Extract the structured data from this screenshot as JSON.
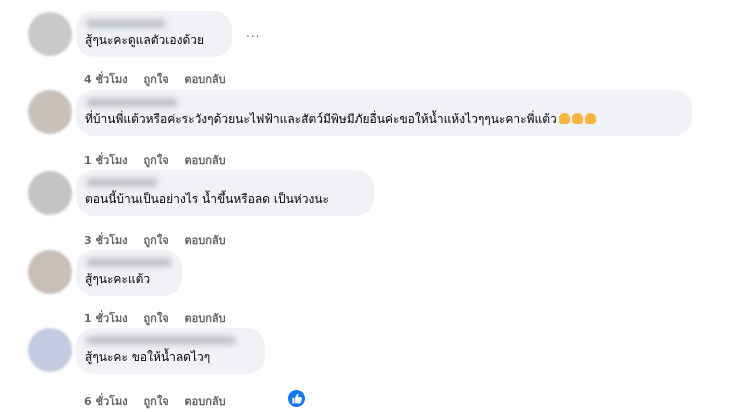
{
  "comments": [
    {
      "text": "สู้ๆนะคะดูแลตัวเองด้วย",
      "time": "4 ชั่วโมง",
      "like": "ถูกใจ",
      "reply": "ตอบกลับ",
      "more": "..."
    },
    {
      "text": "ที่บ้านพี่แต้วหรือค่ะระวังๆด้วยนะไฟฟ้าและสัตว์มีพิษมีภัยอื่นค่ะขอให้น้ำแห้งไวๆๆนะคาะพี่แต้ว",
      "time": "1 ชั่วโมง",
      "like": "ถูกใจ",
      "reply": "ตอบกลับ"
    },
    {
      "text": "ตอนนี้บ้านเป็นอย่างไร น้ำขึ้นหรือลด เป็นห่วงนะ",
      "time": "3 ชั่วโมง",
      "like": "ถูกใจ",
      "reply": "ตอบกลับ"
    },
    {
      "text": "สู้ๆนะคะแต้ว",
      "time": "1 ชั่วโมง",
      "like": "ถูกใจ",
      "reply": "ตอบกลับ"
    },
    {
      "text": "สู้ๆนะคะ ขอให้น้ำลดไวๆ",
      "time": "6 ชั่วโมง",
      "like": "ถูกใจ",
      "reply": "ตอบกลับ"
    }
  ],
  "icons": {
    "reaction_emoji": "folded-hands-icon",
    "like_reaction": "thumbs-up-icon"
  },
  "colors": {
    "bubble": "#f0f2f5",
    "meta_text": "#65676b",
    "like_blue": "#1877f2"
  }
}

******************************

▶ [WHAT NEEDS TO BE DONE]: Each line with the string "วโมง" in it needs to be found and copied.

▶ [SOLUTION]:
      "time": "4 ชั่วโมง",
      "time": "1 ชั่วโมง",
      "time": "3 ชั่วโมง",
      "time": "1 ชั่วโมง",
      "time": "6 ชั่วโมง",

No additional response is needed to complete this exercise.